_Exercise objective:_ Transcribe the records below exactly, leaving out any pictures.

--

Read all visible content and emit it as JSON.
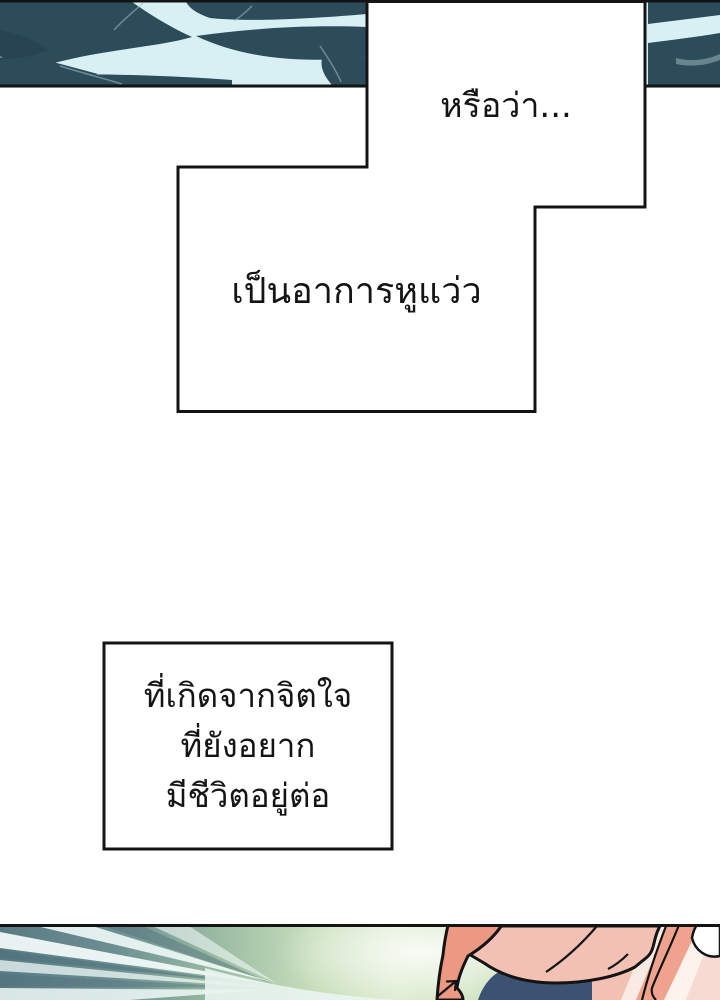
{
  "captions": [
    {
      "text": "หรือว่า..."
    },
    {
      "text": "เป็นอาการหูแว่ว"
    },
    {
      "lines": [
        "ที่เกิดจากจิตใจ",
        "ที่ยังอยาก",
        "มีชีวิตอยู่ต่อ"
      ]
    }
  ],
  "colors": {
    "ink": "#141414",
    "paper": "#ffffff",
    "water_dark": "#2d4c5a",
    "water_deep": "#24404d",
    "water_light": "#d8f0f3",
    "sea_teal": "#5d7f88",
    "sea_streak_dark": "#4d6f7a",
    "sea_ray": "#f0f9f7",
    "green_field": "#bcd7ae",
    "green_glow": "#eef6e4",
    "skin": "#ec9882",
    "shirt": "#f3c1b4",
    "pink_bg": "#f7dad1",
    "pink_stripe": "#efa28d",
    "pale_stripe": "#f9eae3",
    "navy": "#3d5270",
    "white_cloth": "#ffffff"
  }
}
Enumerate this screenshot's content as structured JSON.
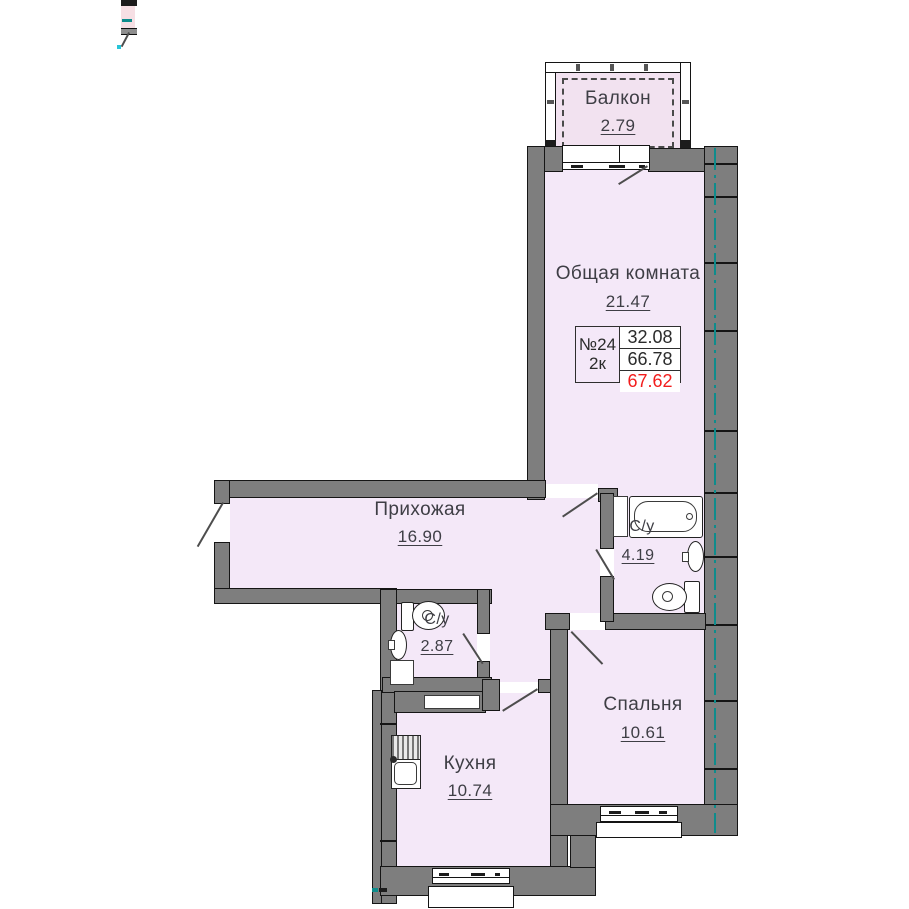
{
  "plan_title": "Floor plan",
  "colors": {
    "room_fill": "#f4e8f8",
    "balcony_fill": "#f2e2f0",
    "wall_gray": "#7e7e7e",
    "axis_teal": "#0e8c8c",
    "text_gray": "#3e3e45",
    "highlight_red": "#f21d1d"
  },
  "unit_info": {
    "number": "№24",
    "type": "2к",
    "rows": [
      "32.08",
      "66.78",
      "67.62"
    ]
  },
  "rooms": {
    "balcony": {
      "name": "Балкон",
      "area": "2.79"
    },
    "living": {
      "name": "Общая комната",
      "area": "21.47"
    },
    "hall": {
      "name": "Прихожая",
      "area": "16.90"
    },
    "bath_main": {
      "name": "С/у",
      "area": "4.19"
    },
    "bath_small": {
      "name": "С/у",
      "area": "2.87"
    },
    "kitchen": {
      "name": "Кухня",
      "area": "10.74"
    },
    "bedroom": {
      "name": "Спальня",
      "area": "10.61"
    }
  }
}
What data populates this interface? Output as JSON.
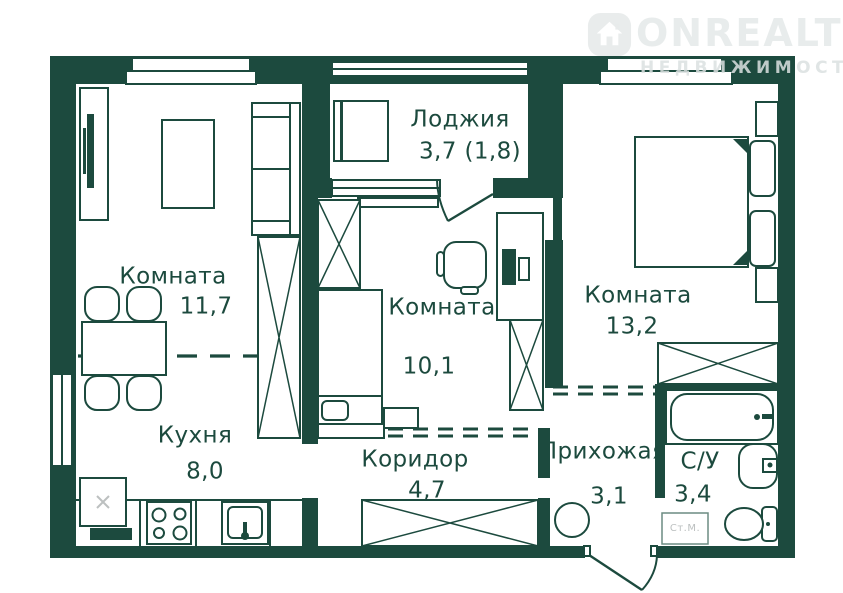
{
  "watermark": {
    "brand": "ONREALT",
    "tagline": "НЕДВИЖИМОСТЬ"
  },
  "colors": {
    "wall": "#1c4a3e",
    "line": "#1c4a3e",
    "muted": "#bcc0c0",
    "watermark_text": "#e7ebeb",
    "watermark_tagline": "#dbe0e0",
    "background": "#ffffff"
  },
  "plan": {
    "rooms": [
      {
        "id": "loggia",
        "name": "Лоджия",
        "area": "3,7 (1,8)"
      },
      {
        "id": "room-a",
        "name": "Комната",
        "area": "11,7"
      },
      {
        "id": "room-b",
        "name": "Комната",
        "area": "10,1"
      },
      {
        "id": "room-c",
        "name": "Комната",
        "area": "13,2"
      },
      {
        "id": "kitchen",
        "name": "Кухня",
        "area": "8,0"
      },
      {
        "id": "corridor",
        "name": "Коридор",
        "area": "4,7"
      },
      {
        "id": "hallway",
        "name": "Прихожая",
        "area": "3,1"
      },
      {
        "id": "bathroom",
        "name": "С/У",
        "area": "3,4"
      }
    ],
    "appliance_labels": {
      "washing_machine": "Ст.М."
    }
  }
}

--

_Solution for this exercise:_
Read all visible content and emit it as JSON.
{
  "captions": [
    {
      "text": "หรือว่า..."
    },
    {
      "text": "เป็นอาการหูแว่ว"
    },
    {
      "lines": [
        "ที่เกิดจากจิตใจ",
        "ที่ยังอยาก",
        "มีชีวิตอยู่ต่อ"
      ]
    }
  ],
  "colors": {
    "ink": "#141414",
    "paper": "#ffffff",
    "water_dark": "#2d4c5a",
    "water_deep": "#24404d",
    "water_light": "#d8f0f3",
    "sea_teal": "#5d7f88",
    "sea_streak_dark": "#4d6f7a",
    "sea_ray": "#f0f9f7",
    "green_field": "#bcd7ae",
    "green_glow": "#eef6e4",
    "skin": "#ec9882",
    "shirt": "#f3c1b4",
    "pink_bg": "#f7dad1",
    "pink_stripe": "#efa28d",
    "pale_stripe": "#f9eae3",
    "navy": "#3d5270",
    "white_cloth": "#ffffff"
  }
}
Enumerate this screenshot's content as structured JSON.
{
  "plan_title": "Floor plan",
  "colors": {
    "room_fill": "#f4e8f8",
    "balcony_fill": "#f2e2f0",
    "wall_gray": "#7e7e7e",
    "axis_teal": "#0e8c8c",
    "text_gray": "#3e3e45",
    "highlight_red": "#f21d1d"
  },
  "unit_info": {
    "number": "№24",
    "type": "2к",
    "rows": [
      "32.08",
      "66.78",
      "67.62"
    ]
  },
  "rooms": {
    "balcony": {
      "name": "Балкон",
      "area": "2.79"
    },
    "living": {
      "name": "Общая комната",
      "area": "21.47"
    },
    "hall": {
      "name": "Прихожая",
      "area": "16.90"
    },
    "bath_main": {
      "name": "С/у",
      "area": "4.19"
    },
    "bath_small": {
      "name": "С/у",
      "area": "2.87"
    },
    "kitchen": {
      "name": "Кухня",
      "area": "10.74"
    },
    "bedroom": {
      "name": "Спальня",
      "area": "10.61"
    }
  }
}
What data populates this interface? Output as JSON.
{
  "watermark": {
    "brand": "ONREALT",
    "tagline": "НЕДВИЖИМОСТЬ"
  },
  "colors": {
    "wall": "#1c4a3e",
    "line": "#1c4a3e",
    "muted": "#bcc0c0",
    "watermark_text": "#e7ebeb",
    "watermark_tagline": "#dbe0e0",
    "background": "#ffffff"
  },
  "plan": {
    "rooms": [
      {
        "id": "loggia",
        "name": "Лоджия",
        "area": "3,7 (1,8)"
      },
      {
        "id": "room-a",
        "name": "Комната",
        "area": "11,7"
      },
      {
        "id": "room-b",
        "name": "Комната",
        "area": "10,1"
      },
      {
        "id": "room-c",
        "name": "Комната",
        "area": "13,2"
      },
      {
        "id": "kitchen",
        "name": "Кухня",
        "area": "8,0"
      },
      {
        "id": "corridor",
        "name": "Коридор",
        "area": "4,7"
      },
      {
        "id": "hallway",
        "name": "Прихожая",
        "area": "3,1"
      },
      {
        "id": "bathroom",
        "name": "С/У",
        "area": "3,4"
      }
    ],
    "appliance_labels": {
      "washing_machine": "Ст.М."
    }
  }
}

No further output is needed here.